**REQUEST:**
Please retype the records below exactly, leaving out any pictures.

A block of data
=-=-=
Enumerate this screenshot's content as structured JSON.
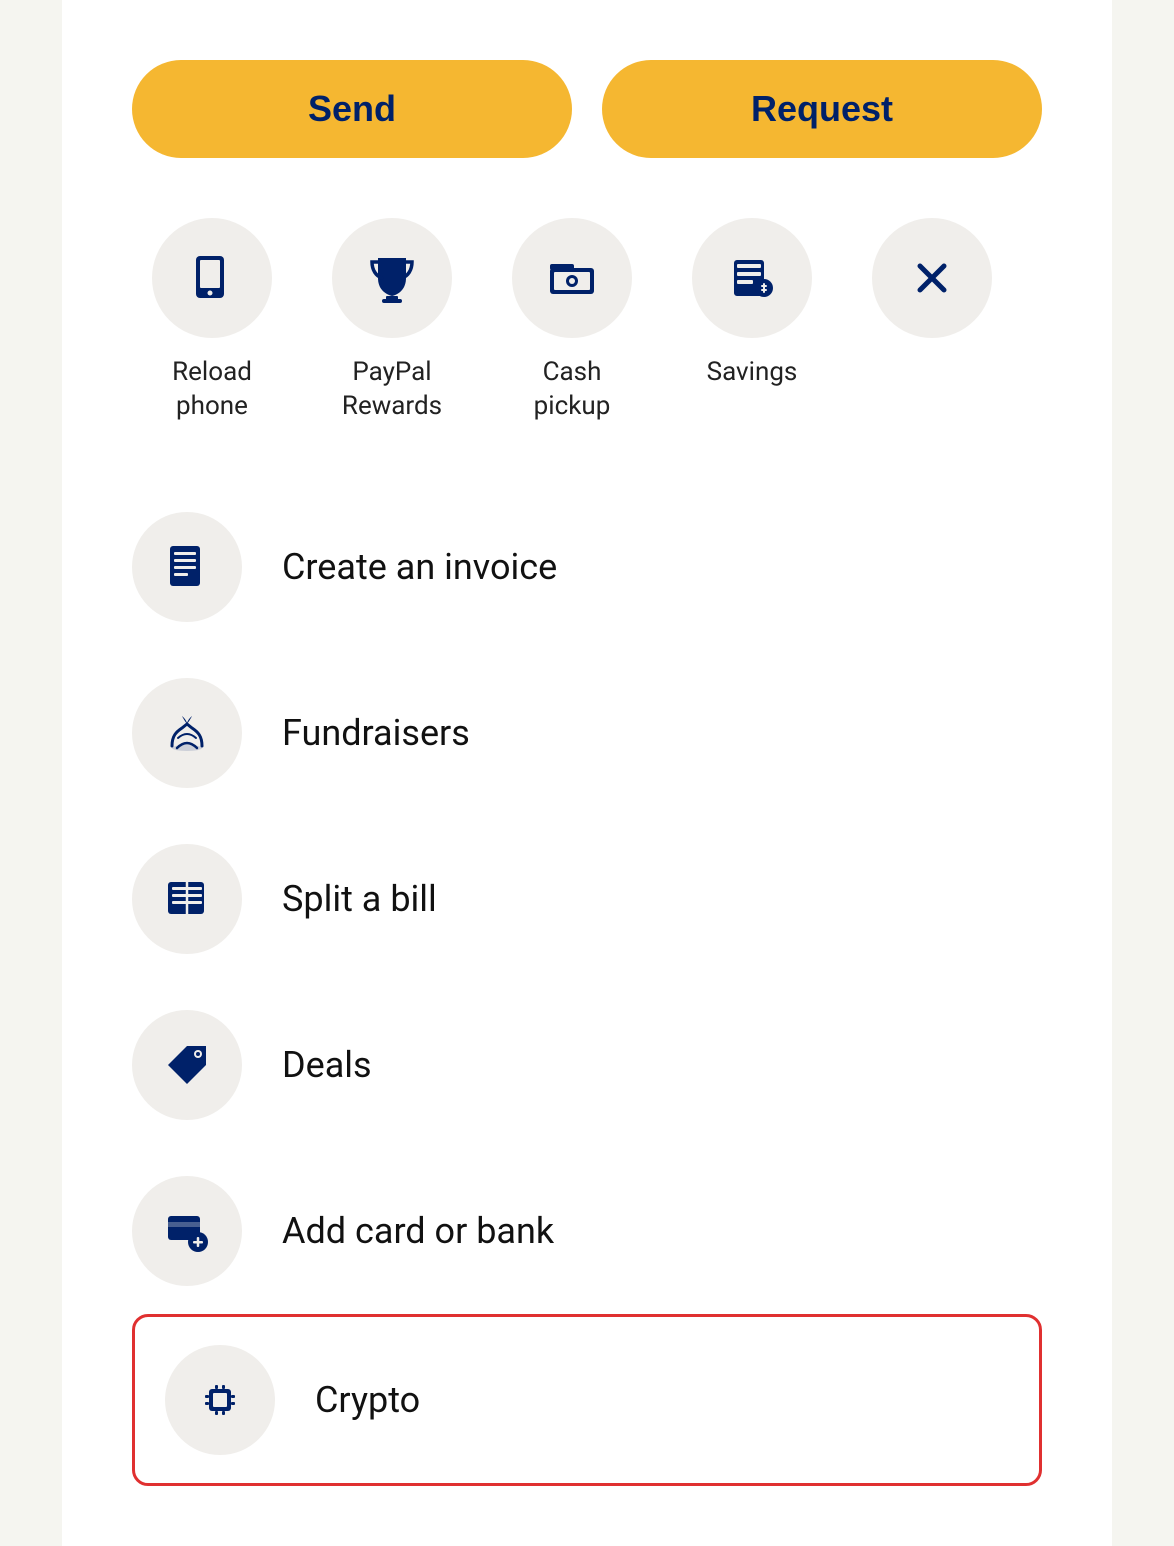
{
  "buttons": {
    "send": "Send",
    "request": "Request"
  },
  "quickActions": [
    {
      "id": "reload-phone",
      "label": "Reload\nphone",
      "icon": "reload-phone-icon"
    },
    {
      "id": "paypal-rewards",
      "label": "PayPal\nRewards",
      "icon": "trophy-icon"
    },
    {
      "id": "cash-pickup",
      "label": "Cash\npickup",
      "icon": "cash-pickup-icon"
    },
    {
      "id": "savings",
      "label": "Savings",
      "icon": "savings-icon"
    },
    {
      "id": "close",
      "label": "",
      "icon": "close-icon"
    }
  ],
  "listItems": [
    {
      "id": "create-invoice",
      "label": "Create an invoice",
      "icon": "invoice-icon",
      "highlighted": false
    },
    {
      "id": "fundraisers",
      "label": "Fundraisers",
      "icon": "fundraisers-icon",
      "highlighted": false
    },
    {
      "id": "split-bill",
      "label": "Split a bill",
      "icon": "split-bill-icon",
      "highlighted": false
    },
    {
      "id": "deals",
      "label": "Deals",
      "icon": "deals-icon",
      "highlighted": false
    },
    {
      "id": "add-card-bank",
      "label": "Add card or bank",
      "icon": "add-card-icon",
      "highlighted": false
    },
    {
      "id": "crypto",
      "label": "Crypto",
      "icon": "crypto-icon",
      "highlighted": true
    }
  ]
}
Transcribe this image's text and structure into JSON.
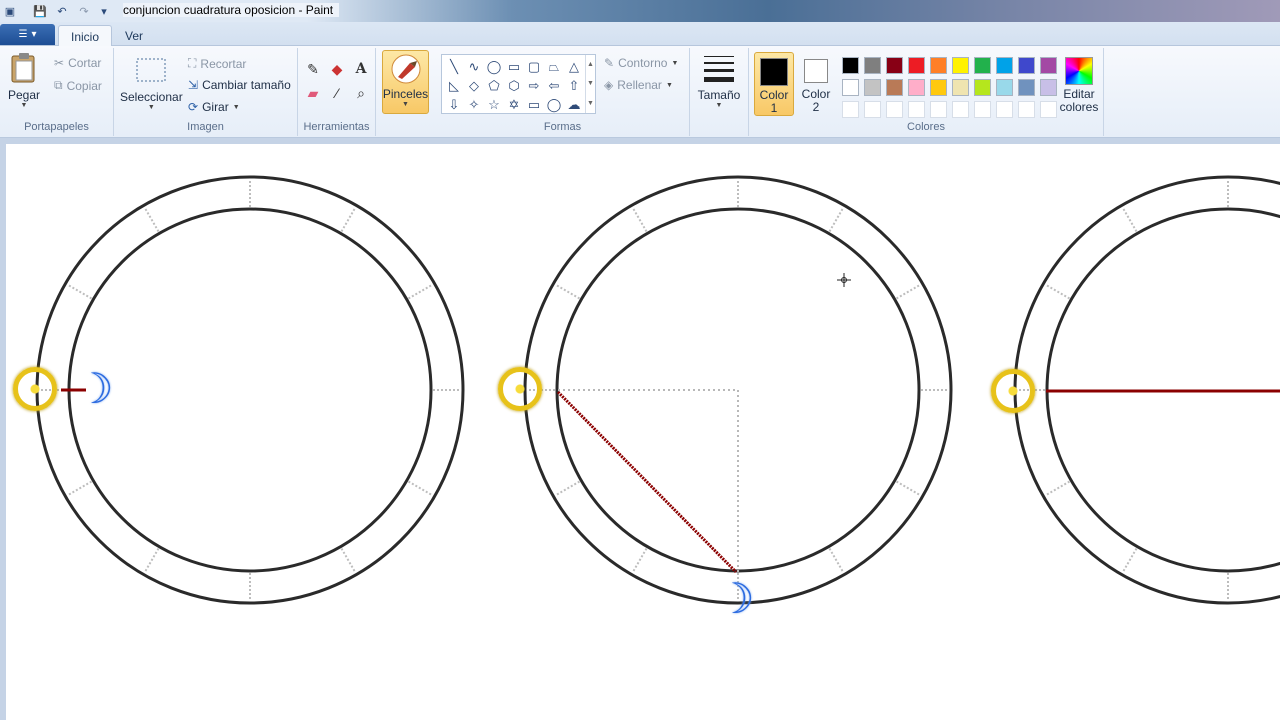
=-=-=
**SOLUTION FOR THIS EXERCISE:**
Enumerate this screenshot's content as structured JSON.
{
  "buttons": {
    "send": "Send",
    "request": "Request"
  },
  "quickActions": [
    {
      "id": "reload-phone",
      "label": "Reload\nphone",
      "icon": "reload-phone-icon"
    },
    {
      "id": "paypal-rewards",
      "label": "PayPal\nRewards",
      "icon": "trophy-icon"
    },
    {
      "id": "cash-pickup",
      "label": "Cash\npickup",
      "icon": "cash-pickup-icon"
    },
    {
      "id": "savings",
      "label": "Savings",
      "icon": "savings-icon"
    },
    {
      "id": "close",
      "label": "",
      "icon": "close-icon"
    }
  ],
  "listItems": [
    {
      "id": "create-invoice",
      "label": "Create an invoice",
      "icon": "invoice-icon",
      "highlighted": false
    },
    {
      "id": "fundraisers",
      "label": "Fundraisers",
      "icon": "fundraisers-icon",
      "highlighted": false
    },
    {
      "id": "split-bill",
      "label": "Split a bill",
      "icon": "split-bill-icon",
      "highlighted": false
    },
    {
      "id": "deals",
      "label": "Deals",
      "icon": "deals-icon",
      "highlighted": false
    },
    {
      "id": "add-card-bank",
      "label": "Add card or bank",
      "icon": "add-card-icon",
      "highlighted": false
    },
    {
      "id": "crypto",
      "label": "Crypto",
      "icon": "crypto-icon",
      "highlighted": true
    }
  ]
}
Transcribe this image's text and structure into JSON.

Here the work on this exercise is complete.